▸ What is required
Tally up the lines below that include the word "ajuste". Answer with the number alone.

▸ Exercise materials
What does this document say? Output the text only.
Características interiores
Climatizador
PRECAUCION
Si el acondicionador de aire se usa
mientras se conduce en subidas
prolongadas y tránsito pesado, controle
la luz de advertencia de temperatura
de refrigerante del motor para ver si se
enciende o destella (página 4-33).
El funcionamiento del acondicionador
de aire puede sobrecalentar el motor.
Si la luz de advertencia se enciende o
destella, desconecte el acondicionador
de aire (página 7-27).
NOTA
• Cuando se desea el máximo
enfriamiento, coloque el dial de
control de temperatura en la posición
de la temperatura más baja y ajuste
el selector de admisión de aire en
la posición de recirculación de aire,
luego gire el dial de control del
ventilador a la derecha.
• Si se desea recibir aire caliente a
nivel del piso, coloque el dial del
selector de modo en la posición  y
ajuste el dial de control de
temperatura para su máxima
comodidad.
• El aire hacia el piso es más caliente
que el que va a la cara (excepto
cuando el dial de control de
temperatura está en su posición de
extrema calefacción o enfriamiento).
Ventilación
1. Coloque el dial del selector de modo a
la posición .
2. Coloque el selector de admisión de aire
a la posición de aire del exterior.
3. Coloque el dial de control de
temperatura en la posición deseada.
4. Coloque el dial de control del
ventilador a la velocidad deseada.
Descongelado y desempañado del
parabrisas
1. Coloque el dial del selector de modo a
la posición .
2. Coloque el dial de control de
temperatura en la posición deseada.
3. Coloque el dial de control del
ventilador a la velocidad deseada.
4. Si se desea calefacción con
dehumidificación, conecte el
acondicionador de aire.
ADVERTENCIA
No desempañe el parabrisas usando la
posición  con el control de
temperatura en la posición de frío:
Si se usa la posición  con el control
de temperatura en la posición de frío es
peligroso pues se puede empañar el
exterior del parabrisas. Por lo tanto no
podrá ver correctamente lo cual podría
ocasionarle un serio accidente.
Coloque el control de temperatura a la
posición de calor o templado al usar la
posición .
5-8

▸ Exercise solution
2